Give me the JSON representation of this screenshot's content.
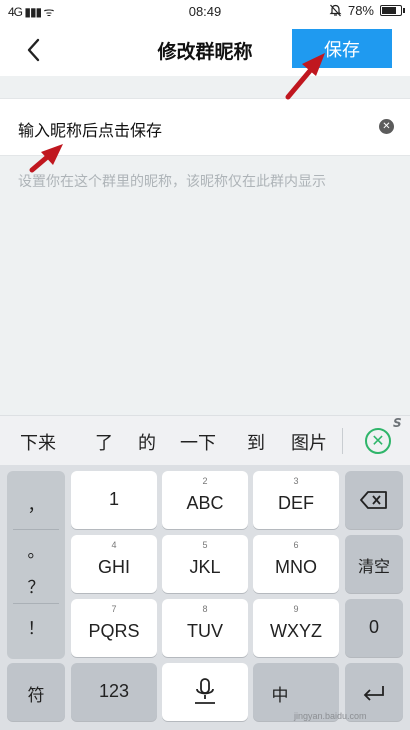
{
  "status_bar": {
    "signal": "4G ▮▮▮ ᯤ",
    "time": "08:49",
    "mute_icon": "bell-off-icon",
    "battery": "78%",
    "battery_level": 0.78
  },
  "nav": {
    "title": "修改群昵称",
    "save_label": "保存"
  },
  "input": {
    "value": "输入昵称后点击保存",
    "clear_glyph": "✕"
  },
  "hint": "设置你在这个群里的昵称，该昵称仅在此群内显示",
  "candidates": [
    "下来",
    "了",
    "的",
    "一下",
    "到",
    "图片"
  ],
  "candidate_more": "✕",
  "candidate_mark": "S",
  "keyboard": {
    "punct": [
      "，",
      "。",
      "？",
      "！"
    ],
    "keys": [
      {
        "num": "",
        "label": "1"
      },
      {
        "num": "2",
        "label": "ABC"
      },
      {
        "num": "3",
        "label": "DEF"
      },
      {
        "num": "4",
        "label": "GHI"
      },
      {
        "num": "5",
        "label": "JKL"
      },
      {
        "num": "6",
        "label": "MNO"
      },
      {
        "num": "7",
        "label": "PQRS"
      },
      {
        "num": "8",
        "label": "TUV"
      },
      {
        "num": "9",
        "label": "WXYZ"
      }
    ],
    "backspace_icon": "backspace-icon",
    "clear_label": "清空",
    "zero_label": "0",
    "symbol_label": "符",
    "num_label": "123",
    "mic_icon": "microphone-icon",
    "lang_label": "中",
    "enter_icon": "enter-icon"
  },
  "watermark": "jingyan.baidu.com",
  "annotation_color": "#c0171f"
}
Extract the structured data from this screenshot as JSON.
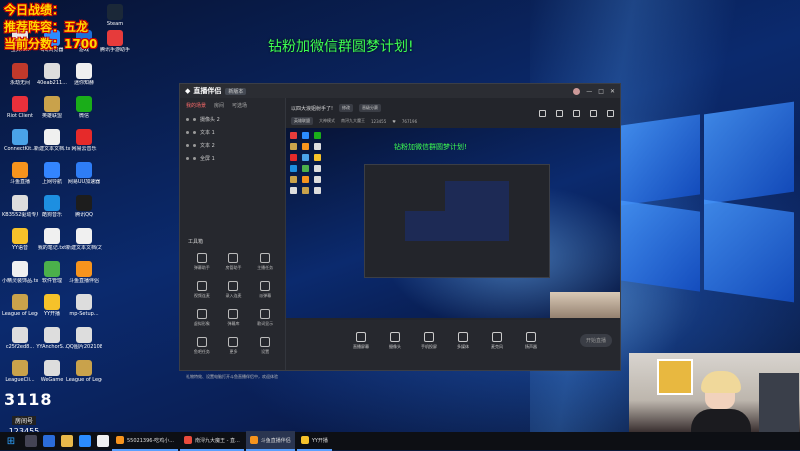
{
  "overlay": {
    "line1": "今日战绩：",
    "line2": "推荐阵容：五龙",
    "line3": "当前分数：1700"
  },
  "banner": "钻粉加微信群圆梦计划!",
  "desktop_icons": [
    {
      "label": "宝贝.txt",
      "color": "#e8e8e8"
    },
    {
      "label": "QQ浏览器",
      "color": "#2b8cff"
    },
    {
      "label": "游戏",
      "color": "#1d6fd8"
    },
    {
      "label": "腾讯手游助手",
      "color": "#e63b3b"
    },
    {
      "label": "Steam",
      "color": "#1b2838"
    },
    {
      "label": "永劫无间",
      "color": "#c0392b"
    },
    {
      "label": "40eab211...",
      "color": "#dddddd"
    },
    {
      "label": "迷你知赫",
      "color": "#f0f0f0"
    },
    {
      "label": "Riot Client",
      "color": "#e8303b"
    },
    {
      "label": "英雄联盟",
      "color": "#c9a24b"
    },
    {
      "label": "微信",
      "color": "#1aad19"
    },
    {
      "label": "ConnectKit...",
      "color": "#4aa3e8"
    },
    {
      "label": "新建文本文档.txt",
      "color": "#f0f0f0"
    },
    {
      "label": "网易云音乐",
      "color": "#e62a2a"
    },
    {
      "label": "斗鱼直播",
      "color": "#f7941d"
    },
    {
      "label": "上网导航",
      "color": "#3385ff"
    },
    {
      "label": "网易UU加速器",
      "color": "#2e7df6"
    },
    {
      "label": "KB3552驱动专用驱动.exe",
      "color": "#dddddd"
    },
    {
      "label": "酷狗音乐",
      "color": "#1d8fe1"
    },
    {
      "label": "腾讯QQ",
      "color": "#1d1d1d"
    },
    {
      "label": "YY语音",
      "color": "#f6c22a"
    },
    {
      "label": "我的笔记.txt",
      "color": "#f0f0f0"
    },
    {
      "label": "新建文本文档(2).txt",
      "color": "#f0f0f0"
    },
    {
      "label": "小精灵装饰品.txt",
      "color": "#f0f0f0"
    },
    {
      "label": "软件管理",
      "color": "#4bb04b"
    },
    {
      "label": "斗鱼直播伴侣",
      "color": "#f7941d"
    },
    {
      "label": "League of Legends",
      "color": "#c9a24b"
    },
    {
      "label": "YY开播",
      "color": "#f6c22a"
    },
    {
      "label": "mp-Setup...",
      "color": "#dddddd"
    },
    {
      "label": "c25f2ed8...",
      "color": "#dddddd"
    },
    {
      "label": "YYAnchorS...",
      "color": "#dddddd"
    },
    {
      "label": "QQ图片20210824...",
      "color": "#dddddd"
    },
    {
      "label": "LeagueCli...",
      "color": "#c9a24b"
    },
    {
      "label": "WeGame",
      "color": "#dddddd"
    },
    {
      "label": "League of Legends...",
      "color": "#c9a24b"
    }
  ],
  "app": {
    "title": "直播伴侣",
    "badge": "新版本",
    "left_tabs": [
      "我的场景",
      "房间",
      "可选场"
    ],
    "scenes": [
      "摄像头 2",
      "文本 1",
      "文本 2",
      "全屏 1"
    ],
    "tools_title": "工具箱",
    "tools": [
      "弹幕助手",
      "房管助手",
      "主播任务",
      "视频连麦",
      "录入连麦",
      "派弹幕",
      "虚拟形象",
      "弹幕库",
      "歌词显示",
      "鱼吧任务",
      "更多",
      "设置"
    ],
    "notice": "礼物特效、设置电脑打开斗鱼直播伴侣中，欢迎体验",
    "room_title": "以四大浪姐射手了!",
    "room_edit": "修改",
    "category": "晋级分赛",
    "meta_tag": "英雄联盟",
    "meta_sub": "大神模式",
    "meta_game": "南浔九大魔王",
    "meta_id": "123455",
    "meta_fans": "767196",
    "preview_banner": "钻粉加微信群圆梦计划!",
    "bottom_buttons": [
      "直播屏幕",
      "摄像头",
      "手机投屏",
      "多媒体",
      "麦克风",
      "扬声器"
    ],
    "start_button": "开始直播"
  },
  "room_number": {
    "big": "3118",
    "label": "房间号",
    "id": "123455"
  },
  "taskbar": {
    "items": [
      {
        "label": "55021396-吃鸡小...",
        "color": "#f7941d"
      },
      {
        "label": "南浔九大魔王 - 直...",
        "color": "#e94b3c"
      },
      {
        "label": "斗鱼直播伴侣",
        "color": "#f7941d"
      },
      {
        "label": "YY开播",
        "color": "#f6c22a"
      }
    ]
  }
}
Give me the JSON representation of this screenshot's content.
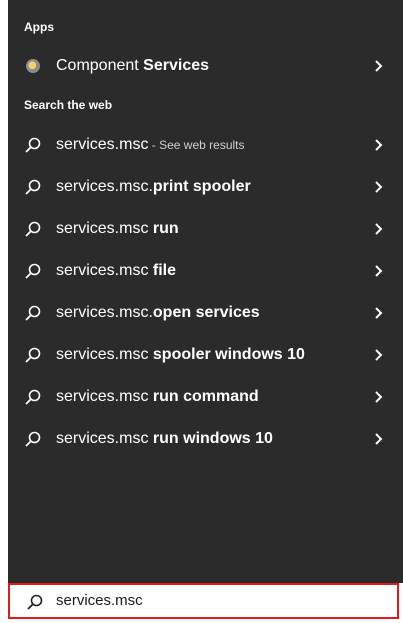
{
  "apps_header": "Apps",
  "app_result": {
    "prefix": "Component ",
    "bold": "Services",
    "icon": "component-services-icon"
  },
  "web_header": "Search the web",
  "web_results": [
    {
      "prefix": "services.msc",
      "bold": "",
      "hint": " - See web results"
    },
    {
      "prefix": "services.msc.",
      "bold": "print spooler",
      "hint": ""
    },
    {
      "prefix": "services.msc ",
      "bold": "run",
      "hint": ""
    },
    {
      "prefix": "services.msc ",
      "bold": "file",
      "hint": ""
    },
    {
      "prefix": "services.msc.",
      "bold": "open services",
      "hint": ""
    },
    {
      "prefix": "services.msc ",
      "bold": "spooler windows 10",
      "hint": ""
    },
    {
      "prefix": "services.msc ",
      "bold": "run command",
      "hint": ""
    },
    {
      "prefix": "services.msc ",
      "bold": "run windows 10",
      "hint": ""
    }
  ],
  "search_box": {
    "value": "services.msc"
  },
  "colors": {
    "panel_bg": "#2b2b2b",
    "text": "#ffffff",
    "search_border": "#e21a1a"
  }
}
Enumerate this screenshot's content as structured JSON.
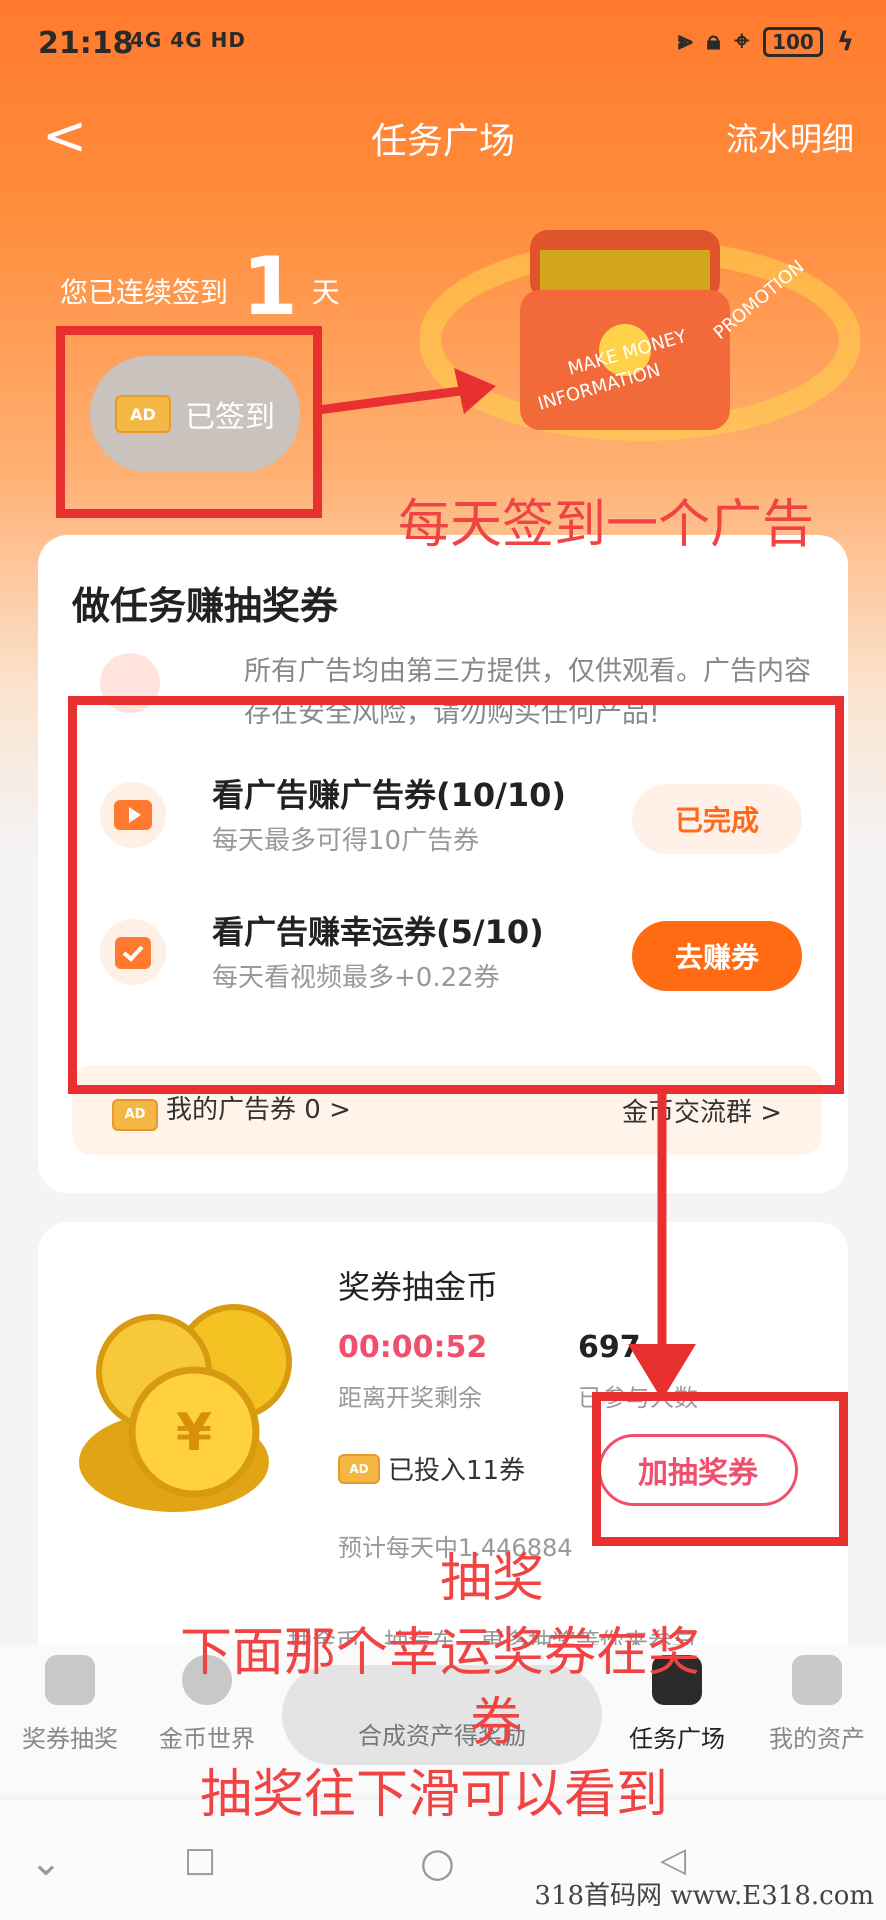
{
  "status_bar": {
    "time": "21:18",
    "network": "4G 4G HD",
    "battery": "100"
  },
  "nav": {
    "back": "<",
    "title": "任务广场",
    "right_link": "流水明细"
  },
  "checkin": {
    "prefix": "您已连续签到",
    "days": "1",
    "suffix": "天",
    "ad_tag": "AD",
    "signed_label": "已签到"
  },
  "chest_words": [
    "MAKE MONEY",
    "INFORMATION",
    "PROMOTION"
  ],
  "tasks_card": {
    "title": "做任务赚抽奖券",
    "notice": "所有广告均由第三方提供，仅供观看。广告内容存在安全风险，请勿购买任何产品!",
    "tasks": [
      {
        "name": "看广告赚广告券(10/10)",
        "sub": "每天最多可得10广告券",
        "button": "已完成"
      },
      {
        "name": "看广告赚幸运券(5/10)",
        "sub": "每天看视频最多+0.22券",
        "button": "去赚券"
      }
    ],
    "footer_left": "我的广告券 0 >",
    "footer_right": "金币交流群 >"
  },
  "lottery_card": {
    "title": "奖券抽金币",
    "countdown": "00:00:52",
    "countdown_label": "距离开奖剩余",
    "count": "697",
    "count_label": "已参与人数",
    "invested": "已投入11券",
    "button": "加抽奖券",
    "daily": "预计每天中1.446884",
    "more": "抽金币、抽汽车、更多抽奖等你来参与"
  },
  "tabbar": [
    {
      "label": "奖券抽奖",
      "active": false
    },
    {
      "label": "金币世界",
      "active": false
    },
    {
      "label": "合成资产得奖励",
      "active": false
    },
    {
      "label": "任务广场",
      "active": true
    },
    {
      "label": "我的资产",
      "active": false
    }
  ],
  "annotations": {
    "a1": "每天签到一个广告",
    "a2": "抽奖",
    "a3": "下面那个幸运奖券在奖",
    "a4": "券",
    "a5": "抽奖往下滑可以看到"
  },
  "watermark": "318首码网 www.E318.com",
  "colors": {
    "accent": "#ff6b12",
    "annotation": "#e83030",
    "lottery": "#f0506e"
  }
}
########
> **TASK OBJECTIVE**
Read the data above. Pull out each line in which the string "notice" appears.

> **SOLVED EXERCISE**
    "notice": "礼物特效、设置电脑打开斗鱼直播伴侣中，欢迎体验",
    "notice": "所有广告均由第三方提供，仅供观看。广告内容存在安全风险，请勿购买任何产品!",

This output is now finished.